> What is required: Search the data for the word "Download" and copy each line that has it.

Document transcript data
################
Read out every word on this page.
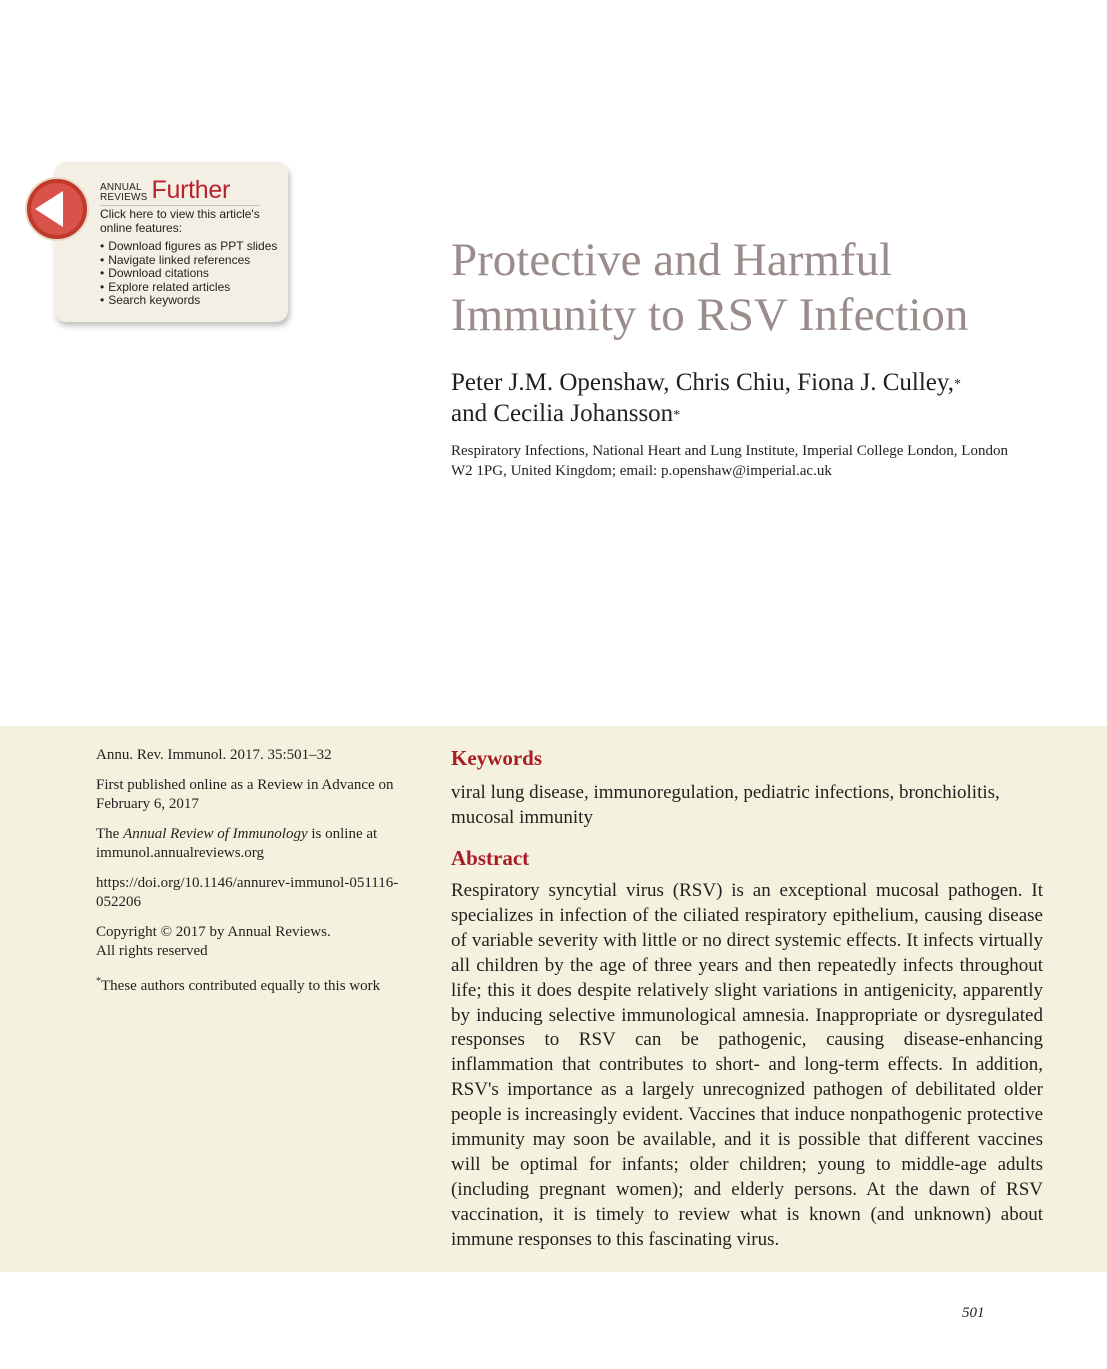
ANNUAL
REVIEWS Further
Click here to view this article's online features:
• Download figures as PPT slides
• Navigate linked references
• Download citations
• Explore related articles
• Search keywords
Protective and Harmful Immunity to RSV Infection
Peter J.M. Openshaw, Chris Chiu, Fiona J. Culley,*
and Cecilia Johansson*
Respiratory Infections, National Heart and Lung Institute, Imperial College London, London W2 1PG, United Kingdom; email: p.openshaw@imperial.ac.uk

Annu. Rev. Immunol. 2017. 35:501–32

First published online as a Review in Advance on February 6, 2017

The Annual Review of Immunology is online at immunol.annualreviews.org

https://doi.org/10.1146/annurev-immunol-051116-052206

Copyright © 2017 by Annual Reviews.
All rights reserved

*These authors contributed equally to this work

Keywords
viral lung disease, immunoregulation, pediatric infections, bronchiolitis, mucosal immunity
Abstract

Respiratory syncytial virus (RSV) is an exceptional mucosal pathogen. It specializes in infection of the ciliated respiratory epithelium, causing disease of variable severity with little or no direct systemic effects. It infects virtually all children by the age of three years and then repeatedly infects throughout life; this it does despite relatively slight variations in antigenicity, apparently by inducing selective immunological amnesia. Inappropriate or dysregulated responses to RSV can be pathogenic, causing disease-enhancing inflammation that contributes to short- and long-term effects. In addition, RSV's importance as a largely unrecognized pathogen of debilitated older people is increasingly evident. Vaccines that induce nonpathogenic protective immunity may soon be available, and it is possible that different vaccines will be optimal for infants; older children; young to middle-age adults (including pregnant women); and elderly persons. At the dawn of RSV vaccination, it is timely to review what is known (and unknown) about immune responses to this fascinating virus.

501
################
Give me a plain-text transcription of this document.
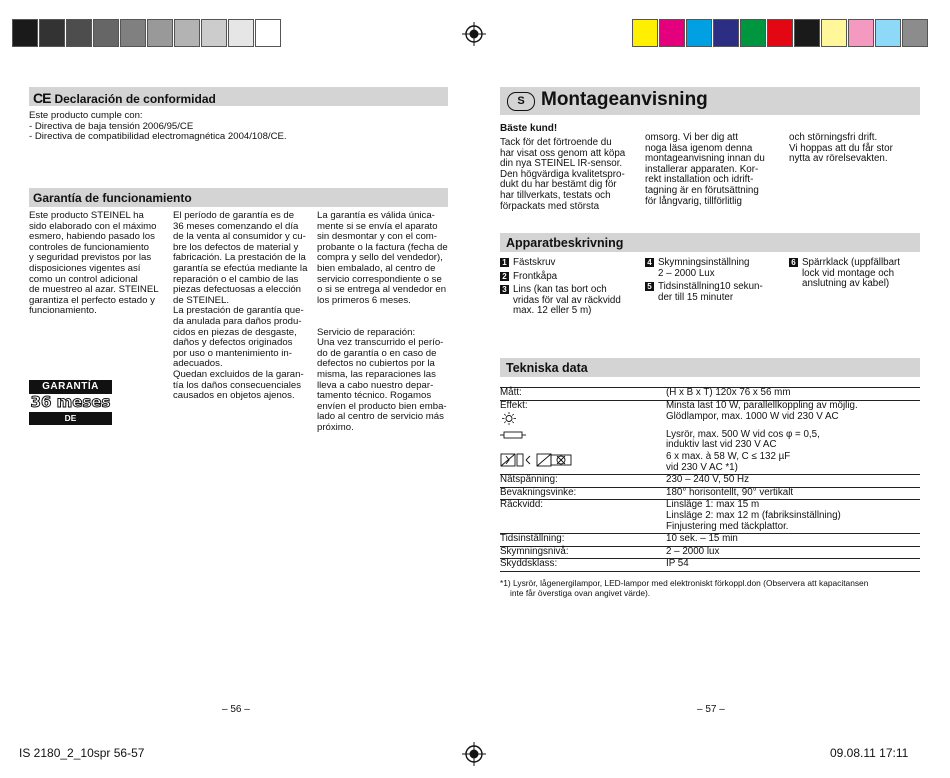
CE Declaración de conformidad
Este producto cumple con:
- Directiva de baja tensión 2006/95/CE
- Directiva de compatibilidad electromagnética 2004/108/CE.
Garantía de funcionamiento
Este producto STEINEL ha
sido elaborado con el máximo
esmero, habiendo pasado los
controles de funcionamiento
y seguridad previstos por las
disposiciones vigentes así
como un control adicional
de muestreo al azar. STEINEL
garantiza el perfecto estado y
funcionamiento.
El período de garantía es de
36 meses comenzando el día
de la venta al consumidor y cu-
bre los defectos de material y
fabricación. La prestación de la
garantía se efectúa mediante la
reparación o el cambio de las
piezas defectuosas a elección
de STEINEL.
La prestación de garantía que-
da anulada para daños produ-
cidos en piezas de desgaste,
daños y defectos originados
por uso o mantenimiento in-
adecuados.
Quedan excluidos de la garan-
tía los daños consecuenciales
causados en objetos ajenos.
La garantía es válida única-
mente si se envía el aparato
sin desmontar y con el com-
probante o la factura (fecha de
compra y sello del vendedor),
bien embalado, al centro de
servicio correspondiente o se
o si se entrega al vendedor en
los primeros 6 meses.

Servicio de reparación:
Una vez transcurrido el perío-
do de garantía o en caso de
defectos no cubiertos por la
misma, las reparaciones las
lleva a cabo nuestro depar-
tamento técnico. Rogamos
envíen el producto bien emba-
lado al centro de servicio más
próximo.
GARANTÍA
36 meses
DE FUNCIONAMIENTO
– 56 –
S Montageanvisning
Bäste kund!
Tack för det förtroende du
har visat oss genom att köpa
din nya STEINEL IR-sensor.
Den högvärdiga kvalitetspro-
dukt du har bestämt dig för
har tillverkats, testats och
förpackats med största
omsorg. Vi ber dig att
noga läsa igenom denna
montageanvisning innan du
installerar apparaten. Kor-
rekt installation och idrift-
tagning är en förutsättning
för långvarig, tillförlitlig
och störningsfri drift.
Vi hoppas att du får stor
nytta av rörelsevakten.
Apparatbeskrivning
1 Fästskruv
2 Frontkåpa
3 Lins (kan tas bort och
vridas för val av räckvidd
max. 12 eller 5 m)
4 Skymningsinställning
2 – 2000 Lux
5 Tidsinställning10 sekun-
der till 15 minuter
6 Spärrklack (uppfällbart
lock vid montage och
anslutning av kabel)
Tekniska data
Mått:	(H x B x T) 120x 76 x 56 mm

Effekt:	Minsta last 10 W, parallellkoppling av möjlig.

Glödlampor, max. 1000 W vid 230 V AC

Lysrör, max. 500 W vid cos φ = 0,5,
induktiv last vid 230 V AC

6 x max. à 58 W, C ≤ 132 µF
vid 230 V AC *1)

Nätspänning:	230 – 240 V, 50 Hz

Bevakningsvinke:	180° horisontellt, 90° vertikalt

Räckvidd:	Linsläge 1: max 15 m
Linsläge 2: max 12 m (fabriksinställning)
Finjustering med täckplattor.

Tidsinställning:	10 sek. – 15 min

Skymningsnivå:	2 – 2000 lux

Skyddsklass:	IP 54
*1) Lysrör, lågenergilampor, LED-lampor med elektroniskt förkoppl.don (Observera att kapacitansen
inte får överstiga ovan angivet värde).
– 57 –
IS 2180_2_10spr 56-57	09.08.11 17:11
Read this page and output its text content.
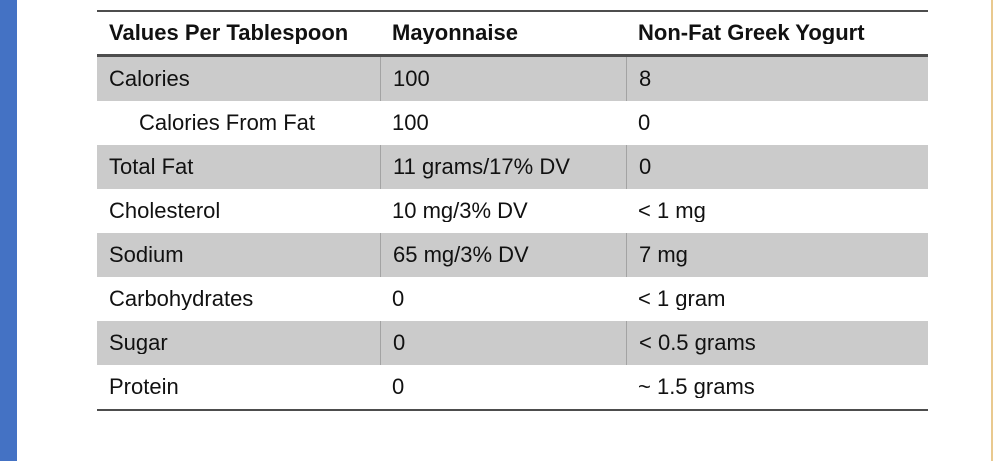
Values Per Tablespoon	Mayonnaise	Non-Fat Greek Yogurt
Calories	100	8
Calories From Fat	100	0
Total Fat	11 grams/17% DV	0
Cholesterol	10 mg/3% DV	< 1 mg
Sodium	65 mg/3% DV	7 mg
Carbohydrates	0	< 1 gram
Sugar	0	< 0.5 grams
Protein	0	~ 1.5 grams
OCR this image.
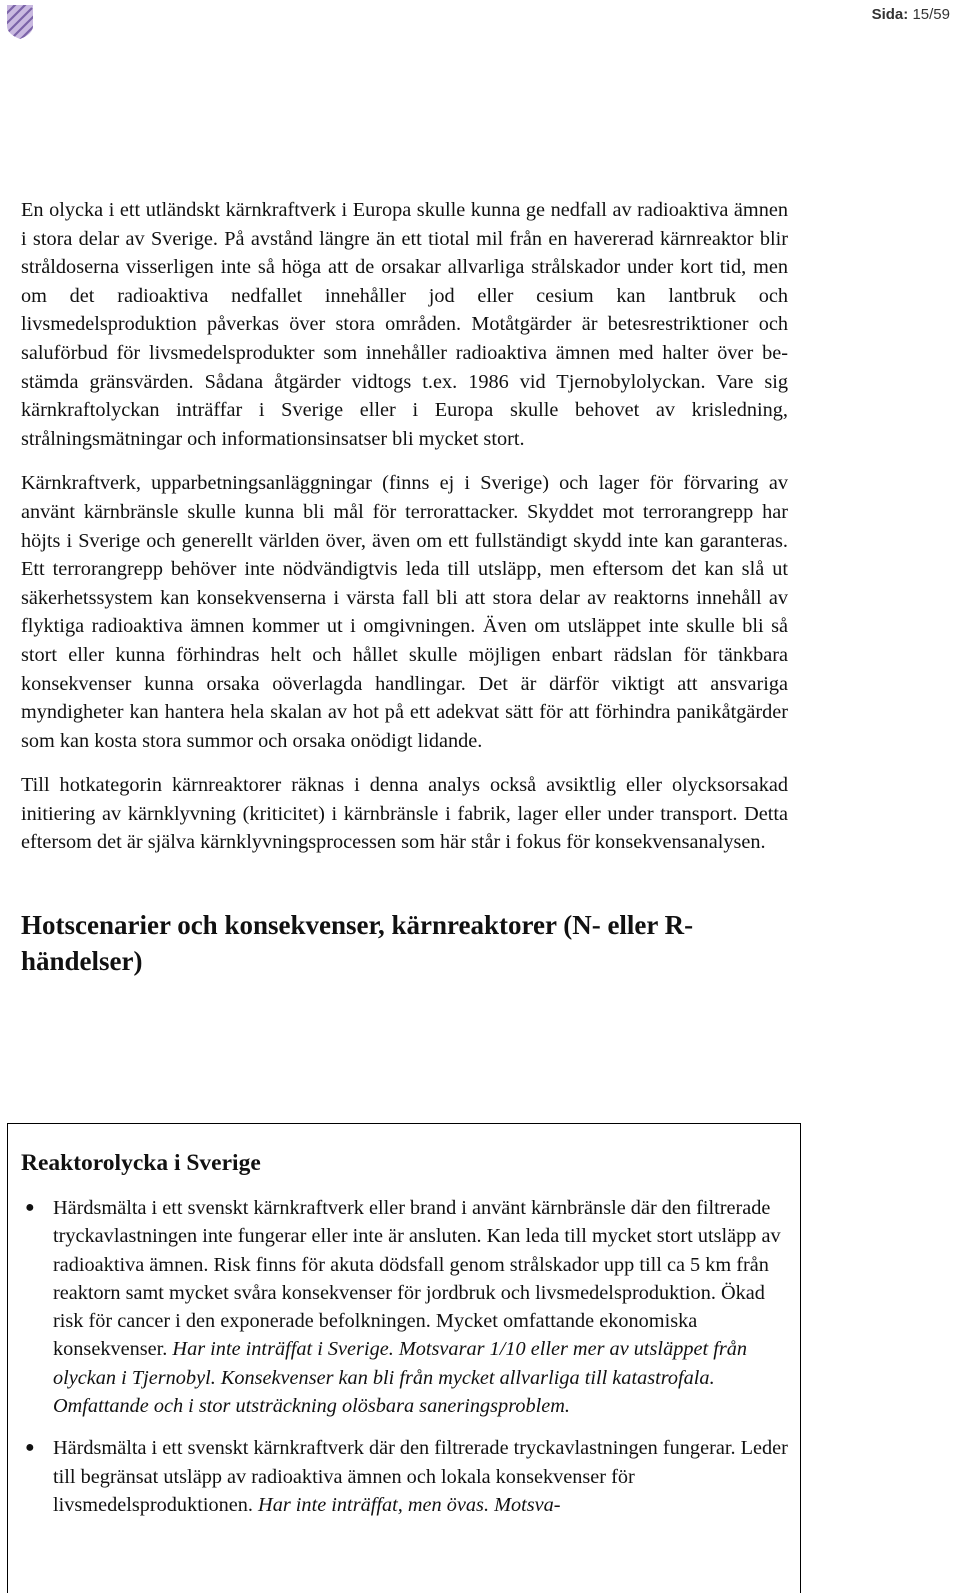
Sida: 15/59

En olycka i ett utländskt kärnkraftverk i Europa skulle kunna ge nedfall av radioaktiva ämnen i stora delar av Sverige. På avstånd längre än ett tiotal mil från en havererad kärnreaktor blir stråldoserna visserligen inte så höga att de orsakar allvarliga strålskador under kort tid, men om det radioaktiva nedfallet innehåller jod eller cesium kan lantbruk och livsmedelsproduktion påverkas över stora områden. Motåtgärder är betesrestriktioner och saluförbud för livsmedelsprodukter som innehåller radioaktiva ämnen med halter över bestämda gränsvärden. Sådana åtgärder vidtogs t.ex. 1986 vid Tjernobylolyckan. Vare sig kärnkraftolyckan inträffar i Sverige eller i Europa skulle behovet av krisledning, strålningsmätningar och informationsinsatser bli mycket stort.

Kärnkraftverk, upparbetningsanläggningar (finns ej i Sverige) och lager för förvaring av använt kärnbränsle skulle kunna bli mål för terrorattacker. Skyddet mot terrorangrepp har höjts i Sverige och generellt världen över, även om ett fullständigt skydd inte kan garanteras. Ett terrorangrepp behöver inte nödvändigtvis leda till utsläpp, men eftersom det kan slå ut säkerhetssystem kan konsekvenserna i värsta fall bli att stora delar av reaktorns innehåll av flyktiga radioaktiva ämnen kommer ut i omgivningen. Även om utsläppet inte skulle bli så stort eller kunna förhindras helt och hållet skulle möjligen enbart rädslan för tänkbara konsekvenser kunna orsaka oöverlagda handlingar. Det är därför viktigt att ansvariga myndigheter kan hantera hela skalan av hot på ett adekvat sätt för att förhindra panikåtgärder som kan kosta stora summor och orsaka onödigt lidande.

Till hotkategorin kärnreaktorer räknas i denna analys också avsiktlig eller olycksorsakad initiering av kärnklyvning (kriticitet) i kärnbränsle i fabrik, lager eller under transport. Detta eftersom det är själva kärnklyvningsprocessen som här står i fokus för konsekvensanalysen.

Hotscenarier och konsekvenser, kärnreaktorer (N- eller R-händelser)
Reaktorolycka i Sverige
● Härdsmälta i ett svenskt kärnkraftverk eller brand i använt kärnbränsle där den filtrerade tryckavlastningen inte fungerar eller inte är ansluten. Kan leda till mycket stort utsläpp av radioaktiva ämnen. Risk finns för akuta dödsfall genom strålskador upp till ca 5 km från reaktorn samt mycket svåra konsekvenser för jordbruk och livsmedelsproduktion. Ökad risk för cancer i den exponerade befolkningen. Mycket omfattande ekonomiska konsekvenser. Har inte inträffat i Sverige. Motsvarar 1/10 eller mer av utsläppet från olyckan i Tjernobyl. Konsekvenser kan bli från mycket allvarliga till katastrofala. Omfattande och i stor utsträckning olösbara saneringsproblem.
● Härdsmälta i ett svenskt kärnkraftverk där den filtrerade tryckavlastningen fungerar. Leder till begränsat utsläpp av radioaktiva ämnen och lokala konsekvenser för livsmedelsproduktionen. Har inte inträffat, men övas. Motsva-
################
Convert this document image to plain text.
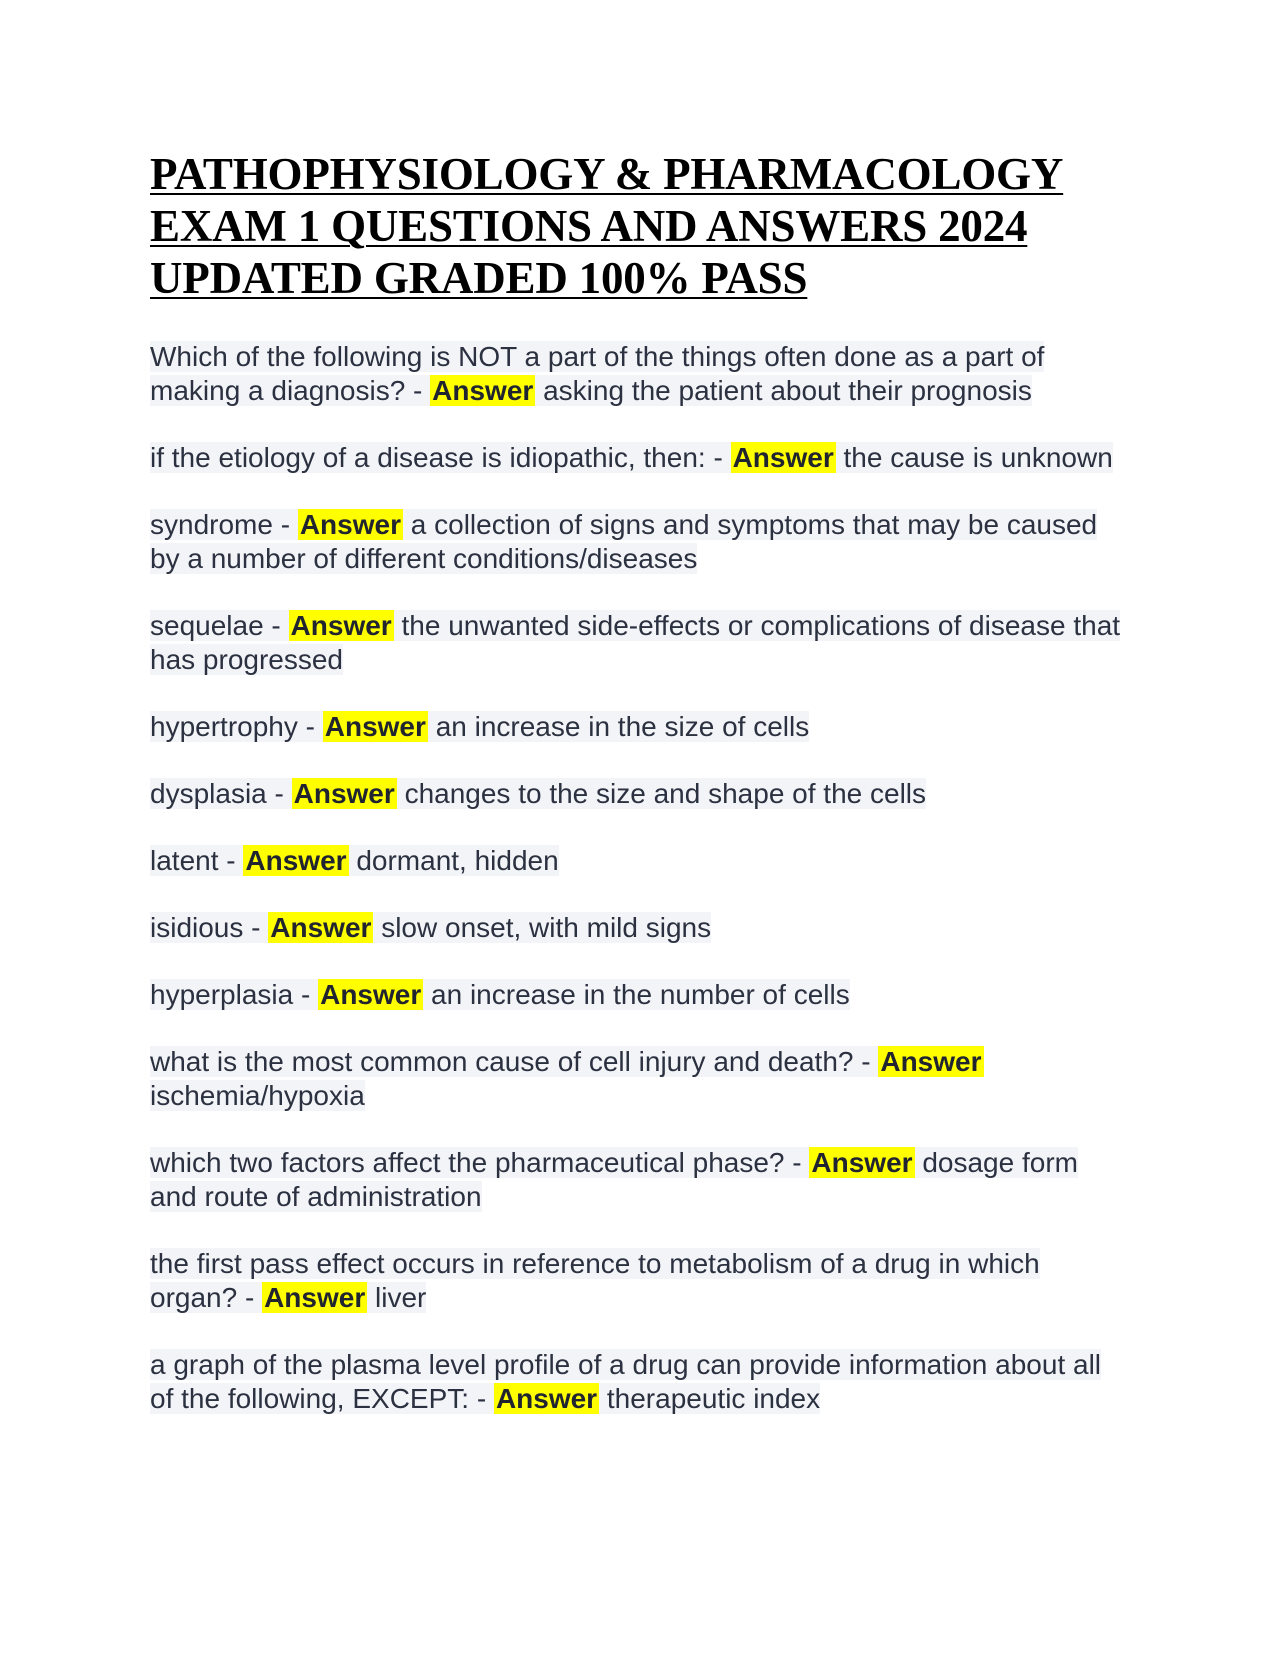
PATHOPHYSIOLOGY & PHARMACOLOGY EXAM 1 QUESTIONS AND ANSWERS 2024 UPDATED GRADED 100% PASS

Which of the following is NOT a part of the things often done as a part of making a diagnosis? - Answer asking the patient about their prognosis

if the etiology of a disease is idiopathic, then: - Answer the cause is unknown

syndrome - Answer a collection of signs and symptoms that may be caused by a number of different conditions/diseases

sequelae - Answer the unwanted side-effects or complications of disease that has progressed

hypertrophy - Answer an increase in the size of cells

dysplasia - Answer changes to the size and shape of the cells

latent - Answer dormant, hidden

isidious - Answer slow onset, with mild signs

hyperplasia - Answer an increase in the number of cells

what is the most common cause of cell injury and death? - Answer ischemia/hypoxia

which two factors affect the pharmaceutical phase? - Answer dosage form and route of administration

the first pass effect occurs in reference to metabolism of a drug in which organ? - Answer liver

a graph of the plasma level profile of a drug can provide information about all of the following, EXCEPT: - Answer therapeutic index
################
> Exercise result:
• Download figures as PPT slides
• Download citations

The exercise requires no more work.